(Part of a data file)
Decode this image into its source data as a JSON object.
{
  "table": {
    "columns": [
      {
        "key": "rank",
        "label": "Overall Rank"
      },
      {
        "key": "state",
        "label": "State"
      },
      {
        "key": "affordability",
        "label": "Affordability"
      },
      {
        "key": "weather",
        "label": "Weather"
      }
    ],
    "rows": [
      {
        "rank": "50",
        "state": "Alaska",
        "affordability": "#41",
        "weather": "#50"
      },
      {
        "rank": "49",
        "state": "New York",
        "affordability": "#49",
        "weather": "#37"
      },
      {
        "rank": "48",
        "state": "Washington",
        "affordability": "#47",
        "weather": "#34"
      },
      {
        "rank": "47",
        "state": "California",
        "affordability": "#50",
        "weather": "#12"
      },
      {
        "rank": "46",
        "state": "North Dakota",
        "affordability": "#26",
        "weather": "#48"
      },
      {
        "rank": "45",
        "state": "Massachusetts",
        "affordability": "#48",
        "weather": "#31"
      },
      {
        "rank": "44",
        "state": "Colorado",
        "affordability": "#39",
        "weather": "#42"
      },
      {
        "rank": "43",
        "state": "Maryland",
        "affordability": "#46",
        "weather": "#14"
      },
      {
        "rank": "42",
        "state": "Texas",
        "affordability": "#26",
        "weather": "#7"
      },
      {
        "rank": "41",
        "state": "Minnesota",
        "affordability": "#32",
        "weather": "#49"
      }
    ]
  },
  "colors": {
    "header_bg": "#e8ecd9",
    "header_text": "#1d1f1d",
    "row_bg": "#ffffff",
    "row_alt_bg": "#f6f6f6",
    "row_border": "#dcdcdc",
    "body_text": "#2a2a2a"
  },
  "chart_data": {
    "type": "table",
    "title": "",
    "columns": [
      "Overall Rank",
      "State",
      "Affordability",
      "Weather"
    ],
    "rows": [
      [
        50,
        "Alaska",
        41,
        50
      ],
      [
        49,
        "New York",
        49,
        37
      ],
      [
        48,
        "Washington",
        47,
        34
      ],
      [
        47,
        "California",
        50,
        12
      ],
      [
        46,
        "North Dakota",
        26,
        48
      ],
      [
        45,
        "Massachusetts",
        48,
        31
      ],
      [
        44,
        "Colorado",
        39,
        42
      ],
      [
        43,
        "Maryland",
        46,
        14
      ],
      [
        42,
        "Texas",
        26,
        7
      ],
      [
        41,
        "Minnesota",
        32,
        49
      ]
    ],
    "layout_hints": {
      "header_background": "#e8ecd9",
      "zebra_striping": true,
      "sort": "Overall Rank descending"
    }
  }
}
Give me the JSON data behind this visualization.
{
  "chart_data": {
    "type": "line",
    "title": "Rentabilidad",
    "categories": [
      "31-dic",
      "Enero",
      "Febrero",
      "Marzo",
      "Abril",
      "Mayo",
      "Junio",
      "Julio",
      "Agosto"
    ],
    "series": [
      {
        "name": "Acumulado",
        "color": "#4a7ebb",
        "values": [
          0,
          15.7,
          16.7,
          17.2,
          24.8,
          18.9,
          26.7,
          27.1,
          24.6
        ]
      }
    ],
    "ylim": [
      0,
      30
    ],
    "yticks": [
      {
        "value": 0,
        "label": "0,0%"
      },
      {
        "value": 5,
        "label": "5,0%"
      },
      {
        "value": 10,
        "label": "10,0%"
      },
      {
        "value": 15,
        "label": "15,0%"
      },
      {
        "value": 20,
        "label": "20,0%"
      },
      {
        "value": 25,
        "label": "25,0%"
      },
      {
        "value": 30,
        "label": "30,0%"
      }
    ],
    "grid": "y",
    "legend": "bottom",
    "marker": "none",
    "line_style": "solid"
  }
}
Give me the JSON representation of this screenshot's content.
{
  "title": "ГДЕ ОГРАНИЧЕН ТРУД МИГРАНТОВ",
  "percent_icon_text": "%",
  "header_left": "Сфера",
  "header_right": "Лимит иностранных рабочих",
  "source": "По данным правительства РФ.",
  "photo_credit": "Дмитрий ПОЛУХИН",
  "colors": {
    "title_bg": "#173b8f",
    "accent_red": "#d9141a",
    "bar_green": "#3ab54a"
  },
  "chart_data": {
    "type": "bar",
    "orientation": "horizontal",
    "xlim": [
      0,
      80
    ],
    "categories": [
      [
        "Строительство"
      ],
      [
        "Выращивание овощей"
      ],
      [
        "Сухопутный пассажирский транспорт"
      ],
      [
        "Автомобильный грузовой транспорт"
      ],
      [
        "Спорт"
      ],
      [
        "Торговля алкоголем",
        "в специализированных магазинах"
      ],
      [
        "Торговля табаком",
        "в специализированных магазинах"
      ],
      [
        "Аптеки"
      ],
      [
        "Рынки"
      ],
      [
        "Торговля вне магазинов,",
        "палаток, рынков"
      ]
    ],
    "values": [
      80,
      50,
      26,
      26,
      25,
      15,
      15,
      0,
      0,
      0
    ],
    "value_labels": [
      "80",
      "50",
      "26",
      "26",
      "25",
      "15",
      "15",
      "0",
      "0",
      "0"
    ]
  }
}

§ **Exercise details**
Repeat the entries above exactly, leaving nothing out.

§ **Result below**
Decode this image into its source data as a JSON object.
{
  "table": {
    "columns": [
      {
        "key": "rank",
        "label": "Overall Rank"
      },
      {
        "key": "state",
        "label": "State"
      },
      {
        "key": "affordability",
        "label": "Affordability"
      },
      {
        "key": "weather",
        "label": "Weather"
      }
    ],
    "rows": [
      {
        "rank": "50",
        "state": "Alaska",
        "affordability": "#41",
        "weather": "#50"
      },
      {
        "rank": "49",
        "state": "New York",
        "affordability": "#49",
        "weather": "#37"
      },
      {
        "rank": "48",
        "state": "Washington",
        "affordability": "#47",
        "weather": "#34"
      },
      {
        "rank": "47",
        "state": "California",
        "affordability": "#50",
        "weather": "#12"
      },
      {
        "rank": "46",
        "state": "North Dakota",
        "affordability": "#26",
        "weather": "#48"
      },
      {
        "rank": "45",
        "state": "Massachusetts",
        "affordability": "#48",
        "weather": "#31"
      },
      {
        "rank": "44",
        "state": "Colorado",
        "affordability": "#39",
        "weather": "#42"
      },
      {
        "rank": "43",
        "state": "Maryland",
        "affordability": "#46",
        "weather": "#14"
      },
      {
        "rank": "42",
        "state": "Texas",
        "affordability": "#26",
        "weather": "#7"
      },
      {
        "rank": "41",
        "state": "Minnesota",
        "affordability": "#32",
        "weather": "#49"
      }
    ]
  },
  "colors": {
    "header_bg": "#e8ecd9",
    "header_text": "#1d1f1d",
    "row_bg": "#ffffff",
    "row_alt_bg": "#f6f6f6",
    "row_border": "#dcdcdc",
    "body_text": "#2a2a2a"
  },
  "chart_data": {
    "type": "table",
    "title": "",
    "columns": [
      "Overall Rank",
      "State",
      "Affordability",
      "Weather"
    ],
    "rows": [
      [
        50,
        "Alaska",
        41,
        50
      ],
      [
        49,
        "New York",
        49,
        37
      ],
      [
        48,
        "Washington",
        47,
        34
      ],
      [
        47,
        "California",
        50,
        12
      ],
      [
        46,
        "North Dakota",
        26,
        48
      ],
      [
        45,
        "Massachusetts",
        48,
        31
      ],
      [
        44,
        "Colorado",
        39,
        42
      ],
      [
        43,
        "Maryland",
        46,
        14
      ],
      [
        42,
        "Texas",
        26,
        7
      ],
      [
        41,
        "Minnesota",
        32,
        49
      ]
    ],
    "layout_hints": {
      "header_background": "#e8ecd9",
      "zebra_striping": true,
      "sort": "Overall Rank descending"
    }
  }
}
Give me the JSON data behind this visualization.
{
  "chart_data": {
    "type": "line",
    "title": "Rentabilidad",
    "categories": [
      "31-dic",
      "Enero",
      "Febrero",
      "Marzo",
      "Abril",
      "Mayo",
      "Junio",
      "Julio",
      "Agosto"
    ],
    "series": [
      {
        "name": "Acumulado",
        "color": "#4a7ebb",
        "values": [
          0,
          15.7,
          16.7,
          17.2,
          24.8,
          18.9,
          26.7,
          27.1,
          24.6
        ]
      }
    ],
    "ylim": [
      0,
      30
    ],
    "yticks": [
      {
        "value": 0,
        "label": "0,0%"
      },
      {
        "value": 5,
        "label": "5,0%"
      },
      {
        "value": 10,
        "label": "10,0%"
      },
      {
        "value": 15,
        "label": "15,0%"
      },
      {
        "value": 20,
        "label": "20,0%"
      },
      {
        "value": 25,
        "label": "25,0%"
      },
      {
        "value": 30,
        "label": "30,0%"
      }
    ],
    "grid": "y",
    "legend": "bottom",
    "marker": "none",
    "line_style": "solid"
  }
}
Give me the JSON representation of this screenshot's content.
{
  "title": "ГДЕ ОГРАНИЧЕН ТРУД МИГРАНТОВ",
  "percent_icon_text": "%",
  "header_left": "Сфера",
  "header_right": "Лимит иностранных рабочих",
  "source": "По данным правительства РФ.",
  "photo_credit": "Дмитрий ПОЛУХИН",
  "colors": {
    "title_bg": "#173b8f",
    "accent_red": "#d9141a",
    "bar_green": "#3ab54a"
  },
  "chart_data": {
    "type": "bar",
    "orientation": "horizontal",
    "xlim": [
      0,
      80
    ],
    "categories": [
      [
        "Строительство"
      ],
      [
        "Выращивание овощей"
      ],
      [
        "Сухопутный пассажирский транспорт"
      ],
      [
        "Автомобильный грузовой транспорт"
      ],
      [
        "Спорт"
      ],
      [
        "Торговля алкоголем",
        "в специализированных магазинах"
      ],
      [
        "Торговля табаком",
        "в специализированных магазинах"
      ],
      [
        "Аптеки"
      ],
      [
        "Рынки"
      ],
      [
        "Торговля вне магазинов,",
        "палаток, рынков"
      ]
    ],
    "values": [
      80,
      50,
      26,
      26,
      25,
      15,
      15,
      0,
      0,
      0
    ],
    "value_labels": [
      "80",
      "50",
      "26",
      "26",
      "25",
      "15",
      "15",
      "0",
      "0",
      "0"
    ]
  }
}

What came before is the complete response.